:: What to do ::
Collect every line from the entries below that contains the string "item", and reproduce each such line unchanged. The match is case-sensitive.

:: Data for this task ::
+++
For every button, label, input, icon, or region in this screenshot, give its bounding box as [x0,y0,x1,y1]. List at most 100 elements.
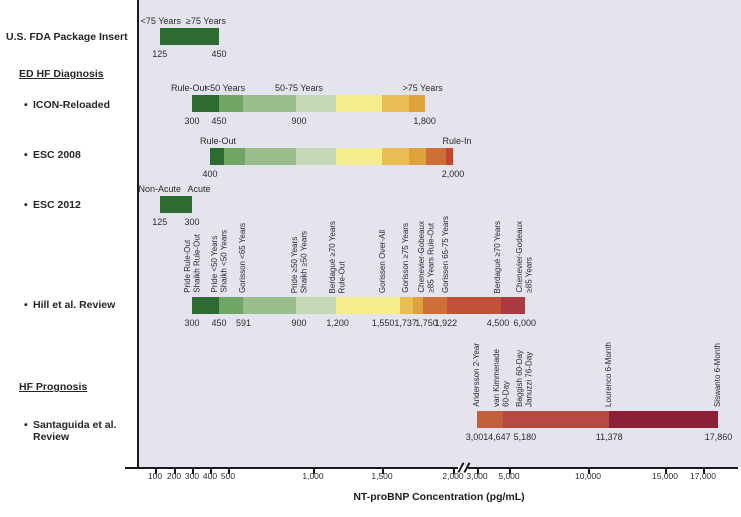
x-axis-tick [382,469,384,474]
hill-et-al-review-cutoff-label: Pride <50 Years Shaikh <50 Years [210,230,229,293]
icon-reloaded-range-label: <50 Years [204,83,246,93]
side-label-item: ESC 2012 [24,199,81,211]
x-axis-tick [313,469,315,474]
y-axis-line [137,0,139,468]
esc-2008-cutoff-value: 2,000 [441,169,465,179]
hill-et-al-review-bar-segment [336,297,401,314]
hill-et-al-review-cutoff-value: 591 [235,318,251,328]
fda-package-insert-cutoff-value: 125 [152,49,168,59]
side-label-item: Santaguida et al. Review [24,419,116,443]
x-axis-tick [228,469,230,474]
x-axis-tick-label: 1,500 [371,471,393,481]
esc-2008-bar-segment [336,148,382,165]
x-axis-tick-label: 5,000 [498,471,520,481]
icon-reloaded-range-label: Rule-Out [170,83,208,93]
hill-et-al-review-bar-segment [413,297,424,314]
x-axis-tick-label: 3,000 [466,471,488,481]
santaguida-et-al-review-cutoff-label: van Kimmenade 60-Day [492,349,511,407]
santaguida-et-al-review-bar-segment [609,411,719,428]
x-axis-tick [665,469,667,474]
x-axis-line [125,467,738,469]
x-axis-tick-label: 1,000 [302,471,324,481]
x-axis-tick-label: 100 [147,471,163,481]
santaguida-et-al-review-cutoff-label: Siswanto 6-Month [713,343,722,408]
hill-et-al-review-cutoff-label: Chenevier-Gobeaux ≥85 Years Rule-Out [417,221,436,293]
esc-2008-bar-segment [210,148,225,165]
x-axis-tick [703,469,705,474]
hill-et-al-review-cutoff-value: 1,737 [394,318,417,328]
esc-2008-bar-segment [296,148,337,165]
esc-2008-cutoff-value: 400 [202,169,218,179]
x-axis-tick [453,469,455,474]
hill-et-al-review-bar-segment [296,297,337,314]
side-label-title: U.S. FDA Package Insert [6,31,128,43]
hill-et-al-review-bar-segment [446,297,501,314]
santaguida-et-al-review-cutoff-value: 17,860 [704,432,733,442]
fda-package-insert-cutoff-value: 450 [211,49,227,59]
x-axis-tick-label: 500 [220,471,236,481]
x-axis-tick-label: 400 [202,471,218,481]
hill-et-al-review-bar-segment [400,297,414,314]
side-label-item: Hill et al. Review [24,299,115,311]
hill-et-al-review-cutoff-value: 6,000 [513,318,537,328]
hill-et-al-review-cutoff-label: Pride Rule-Out Shaikh Rule-Out [183,234,202,293]
icon-reloaded-bar-segment [408,95,425,112]
esc-2012-range-label: Non-Acute [138,184,182,194]
hill-et-al-review-cutoff-value: 1,750 [415,318,438,328]
hill-et-al-review-cutoff-label: Gorissen 65-75 Years [441,216,450,293]
hill-et-al-review-cutoff-label: Gorisson <65 Years [238,223,247,294]
santaguida-et-al-review-cutoff-value: 5,180 [513,432,537,442]
x-axis-tick-label: 15,000 [652,471,678,481]
hill-et-al-review-cutoff-label: Gorissen Over-All [378,230,387,294]
hill-et-al-review-cutoff-value: 300 [184,318,200,328]
santaguida-et-al-review-bar-segment [503,411,610,428]
side-label-item: ICON-Reloaded [24,99,110,111]
plot-background [137,0,741,467]
esc-2008-range-label: Rule-Out [199,136,237,146]
x-axis-tick-label: 2,000 [442,471,464,481]
esc-2012-range-label: Acute [187,184,211,194]
x-axis-tick [509,469,511,474]
icon-reloaded-bar-segment [296,95,337,112]
icon-reloaded-cutoff-value: 900 [291,116,307,126]
x-axis-tick [477,469,479,474]
santaguida-et-al-review-cutoff-value: 11,378 [595,432,623,442]
santaguida-et-al-review-cutoff-value: 4,647 [488,432,511,442]
santaguida-et-al-review-cutoff-value: 3,001 [465,432,489,442]
icon-reloaded-bar-segment [243,95,296,112]
esc-2012-cutoff-value: 125 [152,217,168,227]
x-axis-tick-label: 10,000 [575,471,601,481]
esc-2008-bar-segment [408,148,426,165]
santaguida-et-al-review-cutoff-label: Baggish 60-Day Januzzi 76-Day [515,350,534,407]
esc-2008-bar-segment [245,148,296,165]
hill-et-al-review-bar-segment [243,297,296,314]
x-axis-title: NT-proBNP Concentration (pg/mL) [353,491,525,503]
hill-et-al-review-bar-segment [501,297,525,314]
icon-reloaded-range-label: >75 Years [402,83,443,93]
hill-et-al-review-cutoff-value: 1,200 [326,318,349,328]
esc-2008-bar-segment [426,148,446,165]
hill-et-al-review-cutoff-label: Pride ≥50 Years Shaikh ≥50 Years [290,231,309,294]
esc-2012-bar-segment [159,196,192,213]
hill-et-al-review-bar-segment [219,297,244,314]
icon-reloaded-bar-segment [219,95,244,112]
hill-et-al-review-cutoff-value: 4,500 [486,318,510,328]
icon-reloaded-cutoff-value: 1,800 [413,116,436,126]
x-axis-tick-label: 300 [184,471,200,481]
icon-reloaded-bar-segment [336,95,382,112]
x-axis-tick [210,469,212,474]
icon-reloaded-bar-segment [382,95,409,112]
hill-et-al-review-bar-segment [192,297,219,314]
hill-et-al-review-cutoff-value: 900 [291,318,307,328]
axis-break-gap [458,466,468,471]
x-axis-tick [174,469,176,474]
x-axis-tick [155,469,157,474]
fda-package-insert-bar-segment [159,28,219,45]
santaguida-et-al-review-cutoff-label: Andersson 2-Year [472,343,481,407]
esc-2008-bar-segment [224,148,245,165]
esc-2008-bar-segment [445,148,453,165]
hill-et-al-review-cutoff-label: Berdagué ≥70 Years [493,221,502,294]
icon-reloaded-cutoff-value: 300 [184,116,200,126]
santaguida-et-al-review-cutoff-label: Lourenco 6-Month [604,342,613,407]
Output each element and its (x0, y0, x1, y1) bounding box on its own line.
+++
:: Solved problem ::
side-label-item: ESC 2012 [24,199,81,211]
side-label-item: Santaguida et al. Review [24,419,116,443]
side-label-item: Hill et al. Review [24,299,115,311]
side-label-item: ICON-Reloaded [24,99,110,111]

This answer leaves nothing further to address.